* **Fragmento del texto**
Alberto Garzón, ministro de Consumo.

Alberto Garzón, ministro de Consumo. EFE

En España hay una etiqueta incluso peor que la de gafe: la de "mirlo blanco". Pasa en el fútbol. Pocos jugadores pueden presumir de dar nombre al estadio de su ciudad. Pero Alfonso Pérez nunca fue la leyenda del Real Madrid que los medios de la época decidieron que tenía que ser. El testigo de Butragueño en el imaginario madridista le pasó de largo para ir a parar a las manos de Raúl González Blanco

En política, es garantía casi segura de ostracismo temprano. Bono, Gallardón, Esperanza Aguirre, Soraya Sáenz de Santamaría, Javier Solana. Por distintas razones, tener durante años el título oficioso de próximo líder de un partido se ha demostrado la mejor manera de alejar el cáliz. Quizá el exponente de mayor interés dramático sea Alberto Garzón. Llegó a líder, sí. Pero como si no. 

Hagamos un ejercicio de memoria que nos retrotraiga a la legislatura 2011-2015. Las primeras cortes generales elegidas tras el 15-M tienen todavía un aroma inequívoco a Antiguo Régimen. El descontento con el PSOE después de que Zapatero enmiende sus propias políticas da algo de aire a Izquierda Unida que, con 11 escaños, recupera el grupo parlamentario propio. 

(Si quiere añadir un repaso a la biografía de Alberto Garzón, por favor, pulse uno)

* **Datos sin procesar**
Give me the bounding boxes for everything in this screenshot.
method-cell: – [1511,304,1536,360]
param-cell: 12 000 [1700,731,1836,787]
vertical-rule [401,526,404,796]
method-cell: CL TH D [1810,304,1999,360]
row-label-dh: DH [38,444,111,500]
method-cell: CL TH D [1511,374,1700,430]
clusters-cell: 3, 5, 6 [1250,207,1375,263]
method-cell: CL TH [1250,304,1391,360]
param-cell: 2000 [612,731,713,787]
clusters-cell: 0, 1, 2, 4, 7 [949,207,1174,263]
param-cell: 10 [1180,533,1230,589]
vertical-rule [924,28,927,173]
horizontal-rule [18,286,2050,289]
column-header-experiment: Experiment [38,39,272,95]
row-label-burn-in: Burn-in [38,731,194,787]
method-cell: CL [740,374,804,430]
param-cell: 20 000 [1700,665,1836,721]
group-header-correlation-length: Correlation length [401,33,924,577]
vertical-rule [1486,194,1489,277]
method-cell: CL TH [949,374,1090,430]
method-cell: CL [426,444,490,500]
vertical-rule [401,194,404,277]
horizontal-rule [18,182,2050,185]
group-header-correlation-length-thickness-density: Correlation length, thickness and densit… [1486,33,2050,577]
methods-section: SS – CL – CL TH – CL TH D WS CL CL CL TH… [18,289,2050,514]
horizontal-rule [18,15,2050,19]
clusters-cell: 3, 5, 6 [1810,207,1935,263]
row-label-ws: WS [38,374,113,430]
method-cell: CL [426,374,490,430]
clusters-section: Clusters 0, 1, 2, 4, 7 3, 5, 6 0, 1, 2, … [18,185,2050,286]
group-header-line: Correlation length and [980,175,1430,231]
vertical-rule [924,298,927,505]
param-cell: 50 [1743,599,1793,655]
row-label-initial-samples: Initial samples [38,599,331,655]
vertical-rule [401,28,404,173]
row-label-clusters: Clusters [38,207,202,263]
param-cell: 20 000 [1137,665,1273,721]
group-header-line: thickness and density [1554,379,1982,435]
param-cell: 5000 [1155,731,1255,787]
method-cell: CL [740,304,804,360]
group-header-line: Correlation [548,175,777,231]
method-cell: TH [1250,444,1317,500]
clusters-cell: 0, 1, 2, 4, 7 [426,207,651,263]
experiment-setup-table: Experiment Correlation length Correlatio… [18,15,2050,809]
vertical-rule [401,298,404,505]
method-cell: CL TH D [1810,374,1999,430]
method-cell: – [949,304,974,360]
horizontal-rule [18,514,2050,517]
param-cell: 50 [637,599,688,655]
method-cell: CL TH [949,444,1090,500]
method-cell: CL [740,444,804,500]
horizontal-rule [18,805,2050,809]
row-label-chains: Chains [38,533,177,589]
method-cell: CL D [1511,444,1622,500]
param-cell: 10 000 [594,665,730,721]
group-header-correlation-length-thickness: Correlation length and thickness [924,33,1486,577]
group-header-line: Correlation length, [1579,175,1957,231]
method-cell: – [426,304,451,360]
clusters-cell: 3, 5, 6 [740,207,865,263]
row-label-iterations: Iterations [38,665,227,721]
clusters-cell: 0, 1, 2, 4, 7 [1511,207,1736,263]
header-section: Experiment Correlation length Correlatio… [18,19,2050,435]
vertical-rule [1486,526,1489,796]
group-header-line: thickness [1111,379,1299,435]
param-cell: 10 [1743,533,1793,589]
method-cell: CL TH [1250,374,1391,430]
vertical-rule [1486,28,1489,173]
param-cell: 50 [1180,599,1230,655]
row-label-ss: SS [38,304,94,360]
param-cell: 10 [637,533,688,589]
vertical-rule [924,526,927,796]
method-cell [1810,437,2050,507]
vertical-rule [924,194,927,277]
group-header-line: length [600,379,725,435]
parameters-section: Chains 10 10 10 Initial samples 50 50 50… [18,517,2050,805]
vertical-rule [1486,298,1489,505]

* **Ejercicio escrito**
Según el fragmento del texto, ¿con cuántos escaños recupera Izquierda Unida su grupo parlamentario propio en la legislatura 2011-2015?

* **Tarea resuelta**
Con 11 escaños.